*Source data*:
= = = = =
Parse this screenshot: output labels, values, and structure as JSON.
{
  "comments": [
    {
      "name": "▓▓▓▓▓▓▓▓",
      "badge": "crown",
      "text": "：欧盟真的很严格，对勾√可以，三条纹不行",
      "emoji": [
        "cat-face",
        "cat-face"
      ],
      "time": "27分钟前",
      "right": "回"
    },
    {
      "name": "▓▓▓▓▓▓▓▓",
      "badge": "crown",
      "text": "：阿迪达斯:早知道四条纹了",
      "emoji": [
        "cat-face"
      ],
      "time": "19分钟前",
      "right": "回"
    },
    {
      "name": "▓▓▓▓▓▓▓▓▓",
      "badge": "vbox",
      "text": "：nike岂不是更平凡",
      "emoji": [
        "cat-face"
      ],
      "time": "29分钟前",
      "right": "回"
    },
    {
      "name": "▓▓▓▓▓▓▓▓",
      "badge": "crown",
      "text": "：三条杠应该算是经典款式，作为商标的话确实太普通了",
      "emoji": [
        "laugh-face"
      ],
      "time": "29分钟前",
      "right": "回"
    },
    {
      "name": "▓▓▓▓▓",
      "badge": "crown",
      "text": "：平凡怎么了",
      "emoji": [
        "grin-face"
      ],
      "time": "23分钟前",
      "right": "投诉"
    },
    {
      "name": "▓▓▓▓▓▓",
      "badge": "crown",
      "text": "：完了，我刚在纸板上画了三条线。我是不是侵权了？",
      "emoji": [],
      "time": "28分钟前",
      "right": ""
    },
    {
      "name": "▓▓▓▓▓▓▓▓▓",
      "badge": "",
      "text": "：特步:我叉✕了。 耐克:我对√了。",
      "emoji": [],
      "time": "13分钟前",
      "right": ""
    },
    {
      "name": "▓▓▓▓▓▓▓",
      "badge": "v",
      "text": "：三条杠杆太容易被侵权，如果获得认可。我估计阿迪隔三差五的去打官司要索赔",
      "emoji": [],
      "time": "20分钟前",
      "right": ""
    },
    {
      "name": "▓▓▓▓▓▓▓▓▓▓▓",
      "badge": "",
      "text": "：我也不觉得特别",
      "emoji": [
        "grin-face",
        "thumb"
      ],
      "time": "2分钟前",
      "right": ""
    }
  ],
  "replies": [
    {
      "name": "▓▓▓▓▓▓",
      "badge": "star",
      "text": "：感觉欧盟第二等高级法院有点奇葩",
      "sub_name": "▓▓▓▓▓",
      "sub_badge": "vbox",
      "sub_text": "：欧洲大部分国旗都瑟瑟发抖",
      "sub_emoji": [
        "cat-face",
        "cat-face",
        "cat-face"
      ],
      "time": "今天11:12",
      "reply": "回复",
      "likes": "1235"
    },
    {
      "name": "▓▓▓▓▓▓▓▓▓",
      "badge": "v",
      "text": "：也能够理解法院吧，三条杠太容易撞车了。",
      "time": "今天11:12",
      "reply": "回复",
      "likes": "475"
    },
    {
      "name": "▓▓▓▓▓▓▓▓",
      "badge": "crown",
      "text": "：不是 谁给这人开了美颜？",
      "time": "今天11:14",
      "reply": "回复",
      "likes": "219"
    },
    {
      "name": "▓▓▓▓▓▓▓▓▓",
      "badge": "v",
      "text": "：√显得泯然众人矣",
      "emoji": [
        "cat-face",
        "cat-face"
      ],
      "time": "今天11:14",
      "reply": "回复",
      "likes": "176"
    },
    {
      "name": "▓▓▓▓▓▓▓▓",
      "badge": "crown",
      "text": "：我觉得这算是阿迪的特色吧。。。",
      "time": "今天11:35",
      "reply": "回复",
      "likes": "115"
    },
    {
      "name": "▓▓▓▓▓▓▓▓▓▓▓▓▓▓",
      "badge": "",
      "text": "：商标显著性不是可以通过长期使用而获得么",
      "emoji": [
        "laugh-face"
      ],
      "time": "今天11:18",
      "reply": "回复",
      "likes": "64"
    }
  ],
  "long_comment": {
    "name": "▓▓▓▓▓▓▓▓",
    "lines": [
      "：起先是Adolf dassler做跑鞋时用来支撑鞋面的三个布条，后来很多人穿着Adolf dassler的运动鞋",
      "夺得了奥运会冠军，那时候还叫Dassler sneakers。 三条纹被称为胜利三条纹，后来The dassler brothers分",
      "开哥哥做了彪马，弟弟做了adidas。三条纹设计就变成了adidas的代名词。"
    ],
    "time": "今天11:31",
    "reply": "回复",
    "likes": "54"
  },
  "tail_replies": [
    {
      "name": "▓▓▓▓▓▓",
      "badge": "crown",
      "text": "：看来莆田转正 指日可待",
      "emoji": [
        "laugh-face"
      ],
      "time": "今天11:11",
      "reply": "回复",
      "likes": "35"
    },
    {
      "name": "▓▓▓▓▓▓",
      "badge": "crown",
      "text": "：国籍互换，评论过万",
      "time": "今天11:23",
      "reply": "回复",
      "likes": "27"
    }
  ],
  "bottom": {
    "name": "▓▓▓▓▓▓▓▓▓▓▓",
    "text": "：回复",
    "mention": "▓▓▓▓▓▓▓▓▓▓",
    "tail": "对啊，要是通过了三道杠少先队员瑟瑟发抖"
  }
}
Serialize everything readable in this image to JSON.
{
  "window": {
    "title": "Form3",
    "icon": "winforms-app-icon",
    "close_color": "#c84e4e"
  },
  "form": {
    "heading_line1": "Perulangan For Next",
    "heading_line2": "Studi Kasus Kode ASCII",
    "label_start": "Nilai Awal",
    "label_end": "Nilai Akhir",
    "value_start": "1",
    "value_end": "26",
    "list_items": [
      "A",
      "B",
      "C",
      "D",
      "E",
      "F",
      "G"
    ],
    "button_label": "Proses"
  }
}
= = = = =
*Exercise objective*: Copy down every line of the material above that includes the string "JSON".

*Result of the exercise*:
Parse this screenshot: output labels, values, and structure as JSON.
Serialize everything readable in this image to JSON.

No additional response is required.